— start STORED DATA —

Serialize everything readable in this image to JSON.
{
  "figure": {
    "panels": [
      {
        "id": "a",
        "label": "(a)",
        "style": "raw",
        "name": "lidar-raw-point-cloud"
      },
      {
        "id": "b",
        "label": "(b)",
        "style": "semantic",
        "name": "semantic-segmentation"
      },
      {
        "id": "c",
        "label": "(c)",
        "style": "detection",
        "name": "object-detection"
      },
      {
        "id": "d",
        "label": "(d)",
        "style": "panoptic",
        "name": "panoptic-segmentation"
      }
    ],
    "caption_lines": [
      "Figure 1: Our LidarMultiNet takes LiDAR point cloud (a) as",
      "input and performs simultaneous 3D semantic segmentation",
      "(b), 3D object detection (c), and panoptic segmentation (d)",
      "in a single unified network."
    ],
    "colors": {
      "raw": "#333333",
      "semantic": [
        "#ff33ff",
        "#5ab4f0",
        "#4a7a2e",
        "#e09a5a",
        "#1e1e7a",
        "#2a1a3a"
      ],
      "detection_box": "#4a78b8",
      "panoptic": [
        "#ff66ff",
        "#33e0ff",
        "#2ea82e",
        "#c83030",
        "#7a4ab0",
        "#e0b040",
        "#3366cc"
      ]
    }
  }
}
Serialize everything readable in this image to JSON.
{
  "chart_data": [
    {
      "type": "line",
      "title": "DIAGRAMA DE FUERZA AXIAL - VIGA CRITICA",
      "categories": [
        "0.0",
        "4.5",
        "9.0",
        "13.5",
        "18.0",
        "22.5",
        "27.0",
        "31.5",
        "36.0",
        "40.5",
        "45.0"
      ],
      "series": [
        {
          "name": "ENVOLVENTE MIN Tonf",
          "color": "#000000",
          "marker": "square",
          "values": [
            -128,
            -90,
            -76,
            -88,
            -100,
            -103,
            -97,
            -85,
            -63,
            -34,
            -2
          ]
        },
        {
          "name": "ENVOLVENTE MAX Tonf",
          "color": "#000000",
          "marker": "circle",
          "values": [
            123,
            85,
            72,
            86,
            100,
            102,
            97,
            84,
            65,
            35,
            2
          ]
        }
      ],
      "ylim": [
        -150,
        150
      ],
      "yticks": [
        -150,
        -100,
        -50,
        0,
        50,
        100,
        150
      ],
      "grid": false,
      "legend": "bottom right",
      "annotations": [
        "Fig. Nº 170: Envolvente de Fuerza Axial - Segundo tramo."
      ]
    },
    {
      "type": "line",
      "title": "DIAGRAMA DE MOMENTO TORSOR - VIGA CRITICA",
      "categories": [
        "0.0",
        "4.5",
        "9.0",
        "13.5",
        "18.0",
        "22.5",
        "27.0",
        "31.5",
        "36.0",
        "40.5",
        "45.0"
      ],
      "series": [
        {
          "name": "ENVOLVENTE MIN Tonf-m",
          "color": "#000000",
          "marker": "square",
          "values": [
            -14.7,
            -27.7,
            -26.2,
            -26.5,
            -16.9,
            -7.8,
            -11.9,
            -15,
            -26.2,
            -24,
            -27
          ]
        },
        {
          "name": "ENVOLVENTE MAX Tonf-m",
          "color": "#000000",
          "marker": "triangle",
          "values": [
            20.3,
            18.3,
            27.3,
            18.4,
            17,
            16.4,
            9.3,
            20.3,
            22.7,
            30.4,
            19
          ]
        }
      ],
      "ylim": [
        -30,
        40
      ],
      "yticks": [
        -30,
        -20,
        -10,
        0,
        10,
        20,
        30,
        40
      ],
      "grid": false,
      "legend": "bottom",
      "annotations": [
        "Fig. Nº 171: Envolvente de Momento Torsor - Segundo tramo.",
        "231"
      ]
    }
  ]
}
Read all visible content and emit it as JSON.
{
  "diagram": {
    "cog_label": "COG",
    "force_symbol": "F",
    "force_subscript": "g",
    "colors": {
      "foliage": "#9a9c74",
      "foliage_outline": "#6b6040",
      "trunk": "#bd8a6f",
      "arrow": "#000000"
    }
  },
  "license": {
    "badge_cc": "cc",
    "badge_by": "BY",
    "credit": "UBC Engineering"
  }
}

— end STORED DATA —

Recopy the whole listing exactly.

**ANSWER TO THE PROBLEM:**
Serialize everything readable in this image to JSON.
{
  "figure": {
    "panels": [
      {
        "id": "a",
        "label": "(a)",
        "style": "raw",
        "name": "lidar-raw-point-cloud"
      },
      {
        "id": "b",
        "label": "(b)",
        "style": "semantic",
        "name": "semantic-segmentation"
      },
      {
        "id": "c",
        "label": "(c)",
        "style": "detection",
        "name": "object-detection"
      },
      {
        "id": "d",
        "label": "(d)",
        "style": "panoptic",
        "name": "panoptic-segmentation"
      }
    ],
    "caption_lines": [
      "Figure 1: Our LidarMultiNet takes LiDAR point cloud (a) as",
      "input and performs simultaneous 3D semantic segmentation",
      "(b), 3D object detection (c), and panoptic segmentation (d)",
      "in a single unified network."
    ],
    "colors": {
      "raw": "#333333",
      "semantic": [
        "#ff33ff",
        "#5ab4f0",
        "#4a7a2e",
        "#e09a5a",
        "#1e1e7a",
        "#2a1a3a"
      ],
      "detection_box": "#4a78b8",
      "panoptic": [
        "#ff66ff",
        "#33e0ff",
        "#2ea82e",
        "#c83030",
        "#7a4ab0",
        "#e0b040",
        "#3366cc"
      ]
    }
  }
}
Serialize everything readable in this image to JSON.
{
  "chart_data": [
    {
      "type": "line",
      "title": "DIAGRAMA DE FUERZA AXIAL - VIGA CRITICA",
      "categories": [
        "0.0",
        "4.5",
        "9.0",
        "13.5",
        "18.0",
        "22.5",
        "27.0",
        "31.5",
        "36.0",
        "40.5",
        "45.0"
      ],
      "series": [
        {
          "name": "ENVOLVENTE MIN Tonf",
          "color": "#000000",
          "marker": "square",
          "values": [
            -128,
            -90,
            -76,
            -88,
            -100,
            -103,
            -97,
            -85,
            -63,
            -34,
            -2
          ]
        },
        {
          "name": "ENVOLVENTE MAX Tonf",
          "color": "#000000",
          "marker": "circle",
          "values": [
            123,
            85,
            72,
            86,
            100,
            102,
            97,
            84,
            65,
            35,
            2
          ]
        }
      ],
      "ylim": [
        -150,
        150
      ],
      "yticks": [
        -150,
        -100,
        -50,
        0,
        50,
        100,
        150
      ],
      "grid": false,
      "legend": "bottom right",
      "annotations": [
        "Fig. Nº 170: Envolvente de Fuerza Axial - Segundo tramo."
      ]
    },
    {
      "type": "line",
      "title": "DIAGRAMA DE MOMENTO TORSOR - VIGA CRITICA",
      "categories": [
        "0.0",
        "4.5",
        "9.0",
        "13.5",
        "18.0",
        "22.5",
        "27.0",
        "31.5",
        "36.0",
        "40.5",
        "45.0"
      ],
      "series": [
        {
          "name": "ENVOLVENTE MIN Tonf-m",
          "color": "#000000",
          "marker": "square",
          "values": [
            -14.7,
            -27.7,
            -26.2,
            -26.5,
            -16.9,
            -7.8,
            -11.9,
            -15,
            -26.2,
            -24,
            -27
          ]
        },
        {
          "name": "ENVOLVENTE MAX Tonf-m",
          "color": "#000000",
          "marker": "triangle",
          "values": [
            20.3,
            18.3,
            27.3,
            18.4,
            17,
            16.4,
            9.3,
            20.3,
            22.7,
            30.4,
            19
          ]
        }
      ],
      "ylim": [
        -30,
        40
      ],
      "yticks": [
        -30,
        -20,
        -10,
        0,
        10,
        20,
        30,
        40
      ],
      "grid": false,
      "legend": "bottom",
      "annotations": [
        "Fig. Nº 171: Envolvente de Momento Torsor - Segundo tramo.",
        "231"
      ]
    }
  ]
}
Read all visible content and emit it as JSON.
{
  "diagram": {
    "cog_label": "COG",
    "force_symbol": "F",
    "force_subscript": "g",
    "colors": {
      "foliage": "#9a9c74",
      "foliage_outline": "#6b6040",
      "trunk": "#bd8a6f",
      "arrow": "#000000"
    }
  },
  "license": {
    "badge_cc": "cc",
    "badge_by": "BY",
    "credit": "UBC Engineering"
  }
}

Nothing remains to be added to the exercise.